**TASK GOAL**
In the data that follows, count the lines in which the word "color" occurs, and report that figure alone.

**Items listed in a dataset**
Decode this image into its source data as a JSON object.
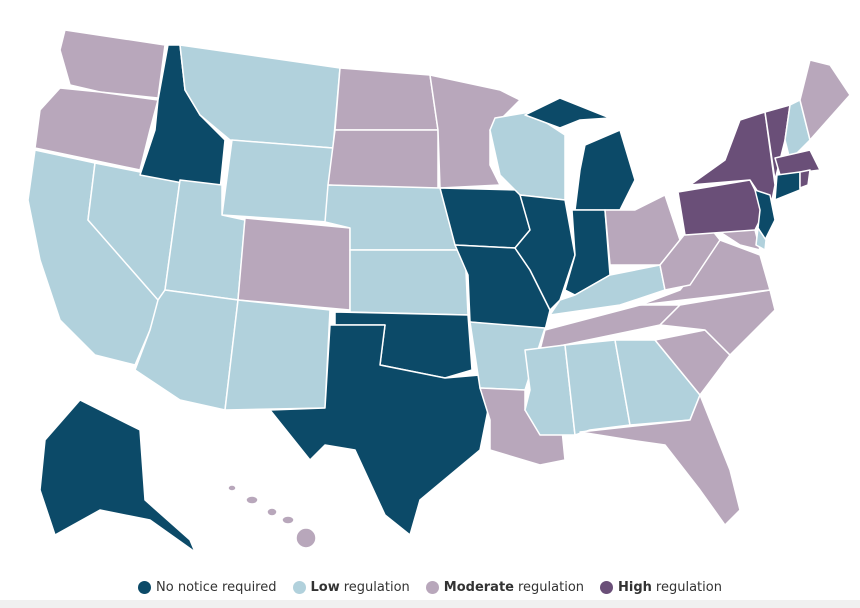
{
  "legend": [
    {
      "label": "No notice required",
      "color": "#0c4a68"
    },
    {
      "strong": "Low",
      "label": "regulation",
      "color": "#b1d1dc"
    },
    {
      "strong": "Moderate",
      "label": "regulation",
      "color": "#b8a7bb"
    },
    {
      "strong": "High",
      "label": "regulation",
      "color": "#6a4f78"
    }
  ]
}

---

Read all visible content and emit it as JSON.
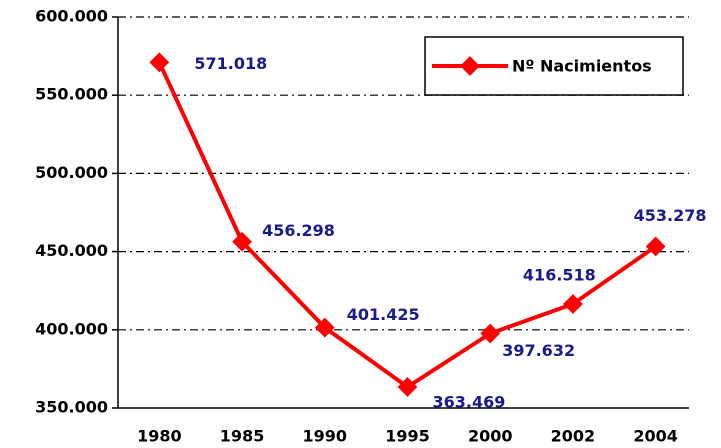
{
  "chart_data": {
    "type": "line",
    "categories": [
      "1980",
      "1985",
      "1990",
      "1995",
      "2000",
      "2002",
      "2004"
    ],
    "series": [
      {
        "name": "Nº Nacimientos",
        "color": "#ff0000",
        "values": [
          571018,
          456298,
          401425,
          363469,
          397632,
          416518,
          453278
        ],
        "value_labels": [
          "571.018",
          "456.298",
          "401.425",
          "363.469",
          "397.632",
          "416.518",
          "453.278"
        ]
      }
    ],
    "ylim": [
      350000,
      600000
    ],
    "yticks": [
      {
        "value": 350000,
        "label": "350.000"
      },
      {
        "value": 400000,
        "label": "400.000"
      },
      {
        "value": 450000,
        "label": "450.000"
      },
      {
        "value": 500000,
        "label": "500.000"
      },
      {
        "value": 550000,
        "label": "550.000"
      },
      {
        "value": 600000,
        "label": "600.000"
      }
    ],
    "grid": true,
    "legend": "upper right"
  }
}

**REPLY TO THE EXERCISE**
5